**Exercise brief**
Every line below should be copied exactly; drop the pictures.

Stored data
== == ==
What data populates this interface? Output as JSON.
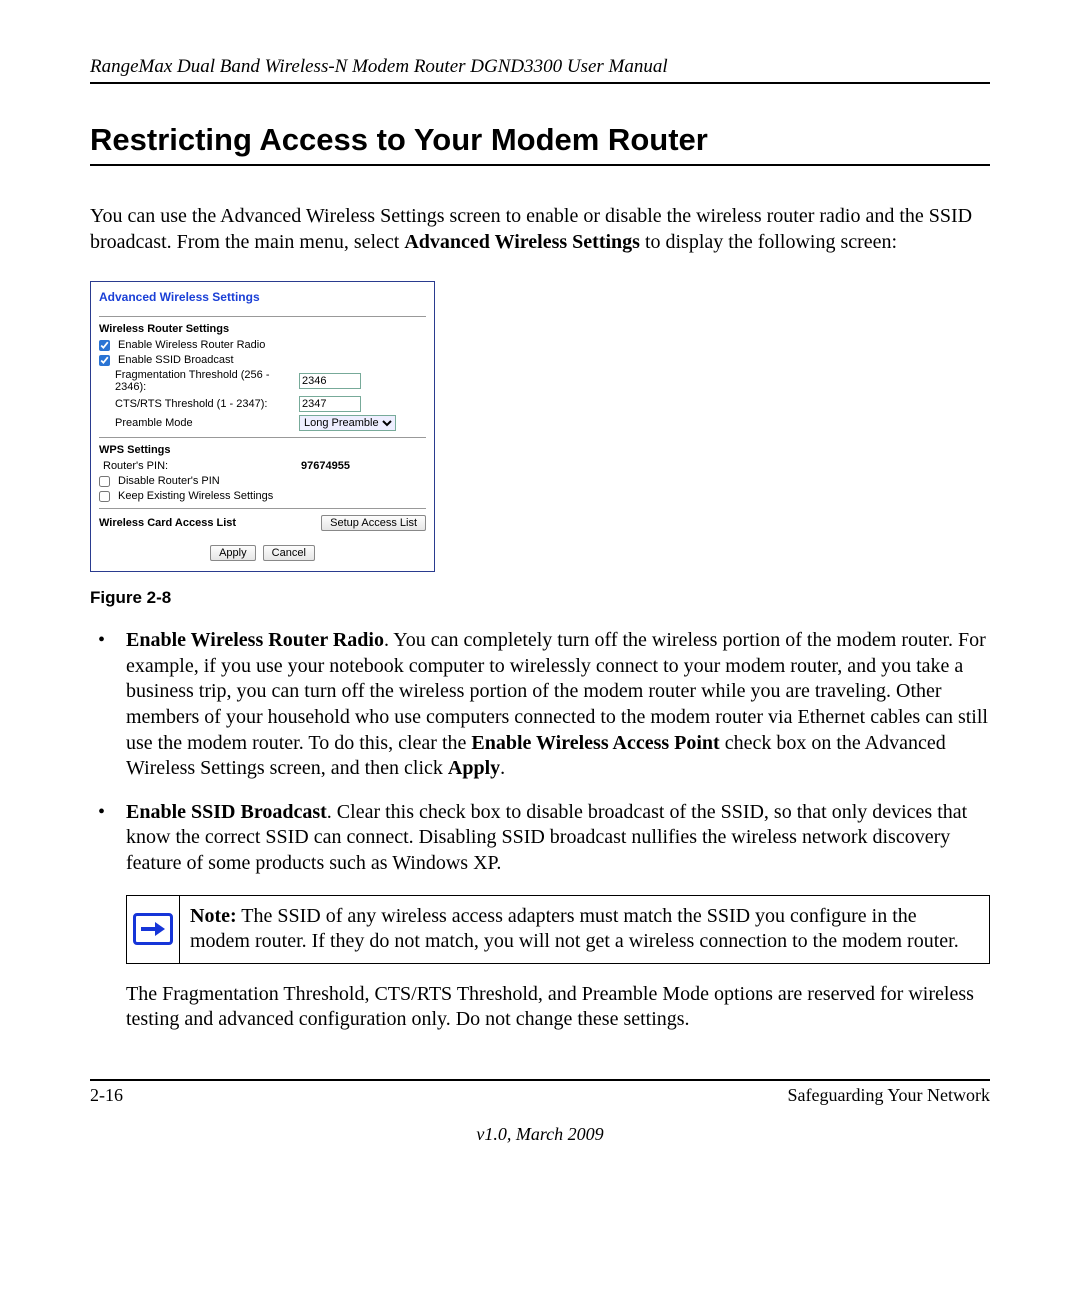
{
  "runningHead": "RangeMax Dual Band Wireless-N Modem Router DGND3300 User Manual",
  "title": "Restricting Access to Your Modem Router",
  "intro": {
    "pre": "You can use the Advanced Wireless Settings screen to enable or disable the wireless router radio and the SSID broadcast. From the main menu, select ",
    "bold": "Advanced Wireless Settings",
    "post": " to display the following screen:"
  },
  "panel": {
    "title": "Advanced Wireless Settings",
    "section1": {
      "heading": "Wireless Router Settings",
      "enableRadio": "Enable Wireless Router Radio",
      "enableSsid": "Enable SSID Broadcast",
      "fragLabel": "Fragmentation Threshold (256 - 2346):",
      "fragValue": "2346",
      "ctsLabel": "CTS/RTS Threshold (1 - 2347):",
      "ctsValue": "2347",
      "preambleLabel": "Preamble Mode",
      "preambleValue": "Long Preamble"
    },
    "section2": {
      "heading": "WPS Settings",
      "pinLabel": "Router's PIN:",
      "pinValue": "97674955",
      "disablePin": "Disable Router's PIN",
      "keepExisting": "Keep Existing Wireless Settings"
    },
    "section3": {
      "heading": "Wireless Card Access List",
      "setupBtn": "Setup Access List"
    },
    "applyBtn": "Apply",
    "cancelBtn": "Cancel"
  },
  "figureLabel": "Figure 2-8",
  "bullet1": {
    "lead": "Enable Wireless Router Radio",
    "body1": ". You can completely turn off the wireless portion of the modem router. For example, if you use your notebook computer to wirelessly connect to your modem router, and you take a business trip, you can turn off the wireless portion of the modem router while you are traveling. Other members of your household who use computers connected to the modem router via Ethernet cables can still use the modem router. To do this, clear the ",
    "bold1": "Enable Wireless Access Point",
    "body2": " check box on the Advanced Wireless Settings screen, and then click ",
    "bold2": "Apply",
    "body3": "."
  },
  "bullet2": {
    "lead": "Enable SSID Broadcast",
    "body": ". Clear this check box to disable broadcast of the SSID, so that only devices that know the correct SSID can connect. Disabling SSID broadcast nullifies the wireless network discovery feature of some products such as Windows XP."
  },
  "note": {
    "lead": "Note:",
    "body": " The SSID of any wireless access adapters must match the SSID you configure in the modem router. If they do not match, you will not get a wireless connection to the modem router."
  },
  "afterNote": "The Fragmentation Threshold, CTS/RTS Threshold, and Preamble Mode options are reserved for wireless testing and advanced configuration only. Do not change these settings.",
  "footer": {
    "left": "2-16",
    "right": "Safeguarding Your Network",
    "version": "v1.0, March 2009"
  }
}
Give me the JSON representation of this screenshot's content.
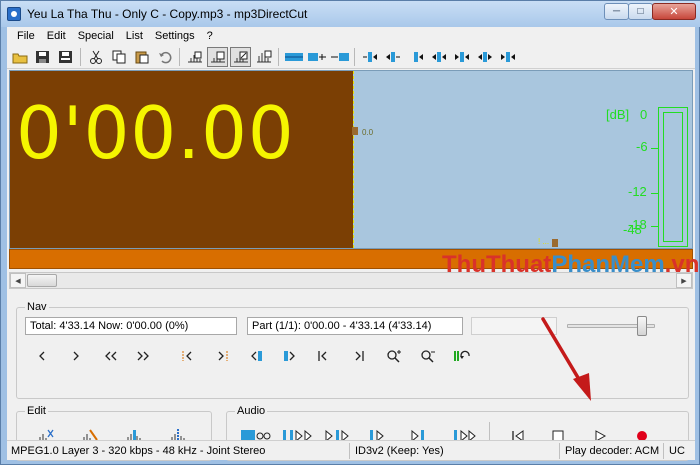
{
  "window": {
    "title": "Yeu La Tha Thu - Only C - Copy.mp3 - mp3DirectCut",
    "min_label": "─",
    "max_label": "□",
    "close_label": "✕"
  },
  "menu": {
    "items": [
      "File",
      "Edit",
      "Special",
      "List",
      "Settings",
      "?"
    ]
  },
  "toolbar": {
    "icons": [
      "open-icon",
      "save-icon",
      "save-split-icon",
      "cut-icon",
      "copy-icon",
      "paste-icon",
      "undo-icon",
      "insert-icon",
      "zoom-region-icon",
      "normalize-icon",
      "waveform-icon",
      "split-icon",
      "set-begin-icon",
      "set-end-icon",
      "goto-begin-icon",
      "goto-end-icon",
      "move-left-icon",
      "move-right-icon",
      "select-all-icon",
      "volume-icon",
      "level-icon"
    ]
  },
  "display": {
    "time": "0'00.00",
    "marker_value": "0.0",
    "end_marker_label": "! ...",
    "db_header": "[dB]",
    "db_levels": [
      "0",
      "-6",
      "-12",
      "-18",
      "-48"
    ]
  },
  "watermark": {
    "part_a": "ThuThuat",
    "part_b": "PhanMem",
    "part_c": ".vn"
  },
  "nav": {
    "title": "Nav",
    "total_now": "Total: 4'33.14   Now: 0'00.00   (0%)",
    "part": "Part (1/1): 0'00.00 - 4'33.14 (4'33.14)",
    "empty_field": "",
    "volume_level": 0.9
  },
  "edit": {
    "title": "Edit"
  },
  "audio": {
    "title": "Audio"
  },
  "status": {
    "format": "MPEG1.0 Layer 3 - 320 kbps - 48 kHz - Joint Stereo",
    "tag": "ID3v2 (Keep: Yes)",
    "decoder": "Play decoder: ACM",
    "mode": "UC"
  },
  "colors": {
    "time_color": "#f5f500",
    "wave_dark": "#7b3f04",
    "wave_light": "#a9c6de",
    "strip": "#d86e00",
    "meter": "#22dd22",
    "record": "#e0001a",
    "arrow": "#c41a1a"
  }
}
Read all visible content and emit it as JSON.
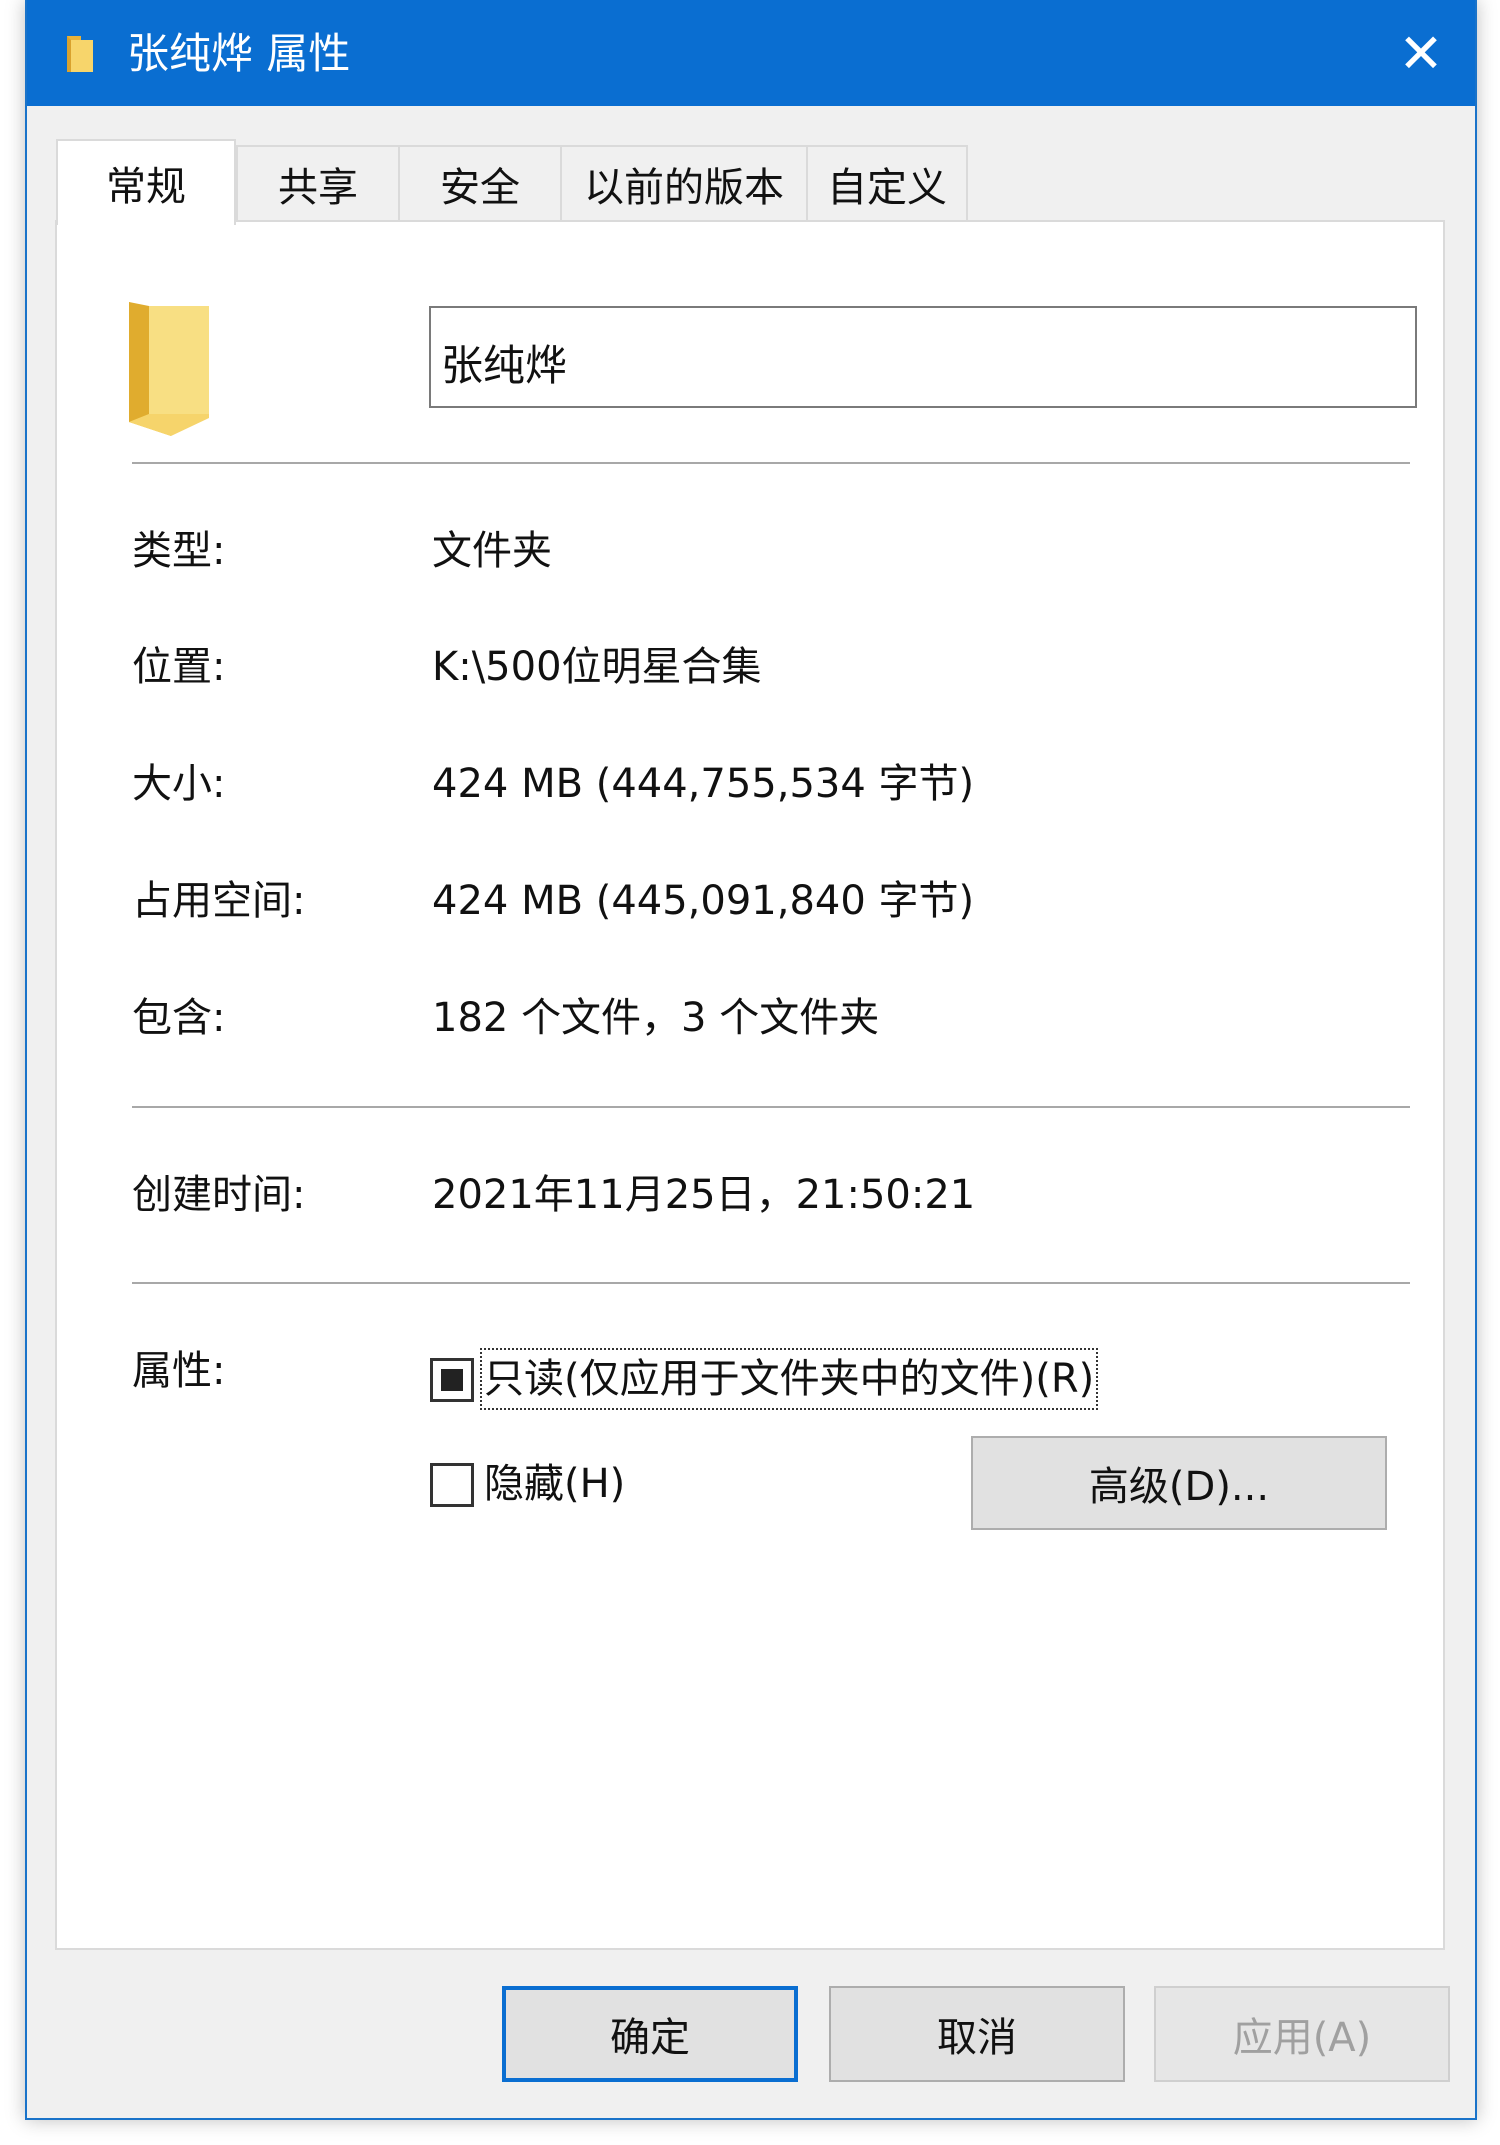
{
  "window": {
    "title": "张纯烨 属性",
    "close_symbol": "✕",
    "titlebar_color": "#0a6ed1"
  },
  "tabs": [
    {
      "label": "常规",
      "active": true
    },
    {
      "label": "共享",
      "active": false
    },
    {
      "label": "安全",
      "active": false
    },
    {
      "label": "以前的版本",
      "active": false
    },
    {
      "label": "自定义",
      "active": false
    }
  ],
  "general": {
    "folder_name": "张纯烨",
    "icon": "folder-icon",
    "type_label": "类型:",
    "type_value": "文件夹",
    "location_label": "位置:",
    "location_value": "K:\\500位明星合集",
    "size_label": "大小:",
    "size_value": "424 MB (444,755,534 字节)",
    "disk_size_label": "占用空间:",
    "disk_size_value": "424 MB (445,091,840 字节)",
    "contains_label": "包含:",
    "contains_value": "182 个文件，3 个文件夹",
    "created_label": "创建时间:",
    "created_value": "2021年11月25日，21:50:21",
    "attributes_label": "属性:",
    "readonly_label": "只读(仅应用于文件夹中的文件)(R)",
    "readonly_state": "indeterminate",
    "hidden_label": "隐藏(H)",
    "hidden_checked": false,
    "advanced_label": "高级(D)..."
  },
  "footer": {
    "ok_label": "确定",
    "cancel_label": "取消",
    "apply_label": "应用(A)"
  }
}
== == ==
**Result of the exercise**
What data populates this interface? Output as JSON.
{
  "runningHead": "RangeMax Dual Band Wireless-N Modem Router DGND3300 User Manual",
  "title": "Restricting Access to Your Modem Router",
  "intro": {
    "pre": "You can use the Advanced Wireless Settings screen to enable or disable the wireless router radio and the SSID broadcast. From the main menu, select ",
    "bold": "Advanced Wireless Settings",
    "post": " to display the following screen:"
  },
  "panel": {
    "title": "Advanced Wireless Settings",
    "section1": {
      "heading": "Wireless Router Settings",
      "enableRadio": "Enable Wireless Router Radio",
      "enableSsid": "Enable SSID Broadcast",
      "fragLabel": "Fragmentation Threshold (256 - 2346):",
      "fragValue": "2346",
      "ctsLabel": "CTS/RTS Threshold (1 - 2347):",
      "ctsValue": "2347",
      "preambleLabel": "Preamble Mode",
      "preambleValue": "Long Preamble"
    },
    "section2": {
      "heading": "WPS Settings",
      "pinLabel": "Router's PIN:",
      "pinValue": "97674955",
      "disablePin": "Disable Router's PIN",
      "keepExisting": "Keep Existing Wireless Settings"
    },
    "section3": {
      "heading": "Wireless Card Access List",
      "setupBtn": "Setup Access List"
    },
    "applyBtn": "Apply",
    "cancelBtn": "Cancel"
  },
  "figureLabel": "Figure 2-8",
  "bullet1": {
    "lead": "Enable Wireless Router Radio",
    "body1": ". You can completely turn off the wireless portion of the modem router. For example, if you use your notebook computer to wirelessly connect to your modem router, and you take a business trip, you can turn off the wireless portion of the modem router while you are traveling. Other members of your household who use computers connected to the modem router via Ethernet cables can still use the modem router. To do this, clear the ",
    "bold1": "Enable Wireless Access Point",
    "body2": " check box on the Advanced Wireless Settings screen, and then click ",
    "bold2": "Apply",
    "body3": "."
  },
  "bullet2": {
    "lead": "Enable SSID Broadcast",
    "body": ". Clear this check box to disable broadcast of the SSID, so that only devices that know the correct SSID can connect. Disabling SSID broadcast nullifies the wireless network discovery feature of some products such as Windows XP."
  },
  "note": {
    "lead": "Note:",
    "body": " The SSID of any wireless access adapters must match the SSID you configure in the modem router. If they do not match, you will not get a wireless connection to the modem router."
  },
  "afterNote": "The Fragmentation Threshold, CTS/RTS Threshold, and Preamble Mode options are reserved for wireless testing and advanced configuration only. Do not change these settings.",
  "footer": {
    "left": "2-16",
    "right": "Safeguarding Your Network",
    "version": "v1.0, March 2009"
  }
}
Give me the JSON representation of this screenshot's content.
{
  "window": {
    "title": "Yeu La Tha Thu - Only C - Copy.mp3 - mp3DirectCut",
    "min_label": "─",
    "max_label": "□",
    "close_label": "✕"
  },
  "menu": {
    "items": [
      "File",
      "Edit",
      "Special",
      "List",
      "Settings",
      "?"
    ]
  },
  "toolbar": {
    "icons": [
      "open-icon",
      "save-icon",
      "save-split-icon",
      "cut-icon",
      "copy-icon",
      "paste-icon",
      "undo-icon",
      "insert-icon",
      "zoom-region-icon",
      "normalize-icon",
      "waveform-icon",
      "split-icon",
      "set-begin-icon",
      "set-end-icon",
      "goto-begin-icon",
      "goto-end-icon",
      "move-left-icon",
      "move-right-icon",
      "select-all-icon",
      "volume-icon",
      "level-icon"
    ]
  },
  "display": {
    "time": "0'00.00",
    "marker_value": "0.0",
    "end_marker_label": "! ...",
    "db_header": "[dB]",
    "db_levels": [
      "0",
      "-6",
      "-12",
      "-18",
      "-48"
    ]
  },
  "watermark": {
    "part_a": "ThuThuat",
    "part_b": "PhanMem",
    "part_c": ".vn"
  },
  "nav": {
    "title": "Nav",
    "total_now": "Total: 4'33.14   Now: 0'00.00   (0%)",
    "part": "Part (1/1): 0'00.00 - 4'33.14 (4'33.14)",
    "empty_field": "",
    "volume_level": 0.9
  },
  "edit": {
    "title": "Edit"
  },
  "audio": {
    "title": "Audio"
  },
  "status": {
    "format": "MPEG1.0 Layer 3 - 320 kbps - 48 kHz - Joint Stereo",
    "tag": "ID3v2 (Keep: Yes)",
    "decoder": "Play decoder: ACM",
    "mode": "UC"
  },
  "colors": {
    "time_color": "#f5f500",
    "wave_dark": "#7b3f04",
    "wave_light": "#a9c6de",
    "strip": "#d86e00",
    "meter": "#22dd22",
    "record": "#e0001a",
    "arrow": "#c41a1a"
  }
}
Read all visible content and emit it as JSON.
{
  "window": {
    "title": "张纯烨 属性",
    "close_symbol": "✕",
    "titlebar_color": "#0a6ed1"
  },
  "tabs": [
    {
      "label": "常规",
      "active": true
    },
    {
      "label": "共享",
      "active": false
    },
    {
      "label": "安全",
      "active": false
    },
    {
      "label": "以前的版本",
      "active": false
    },
    {
      "label": "自定义",
      "active": false
    }
  ],
  "general": {
    "folder_name": "张纯烨",
    "icon": "folder-icon",
    "type_label": "类型:",
    "type_value": "文件夹",
    "location_label": "位置:",
    "location_value": "K:\\500位明星合集",
    "size_label": "大小:",
    "size_value": "424 MB (444,755,534 字节)",
    "disk_size_label": "占用空间:",
    "disk_size_value": "424 MB (445,091,840 字节)",
    "contains_label": "包含:",
    "contains_value": "182 个文件，3 个文件夹",
    "created_label": "创建时间:",
    "created_value": "2021年11月25日，21:50:21",
    "attributes_label": "属性:",
    "readonly_label": "只读(仅应用于文件夹中的文件)(R)",
    "readonly_state": "indeterminate",
    "hidden_label": "隐藏(H)",
    "hidden_checked": false,
    "advanced_label": "高级(D)..."
  },
  "footer": {
    "ok_label": "确定",
    "cancel_label": "取消",
    "apply_label": "应用(A)"
  }
}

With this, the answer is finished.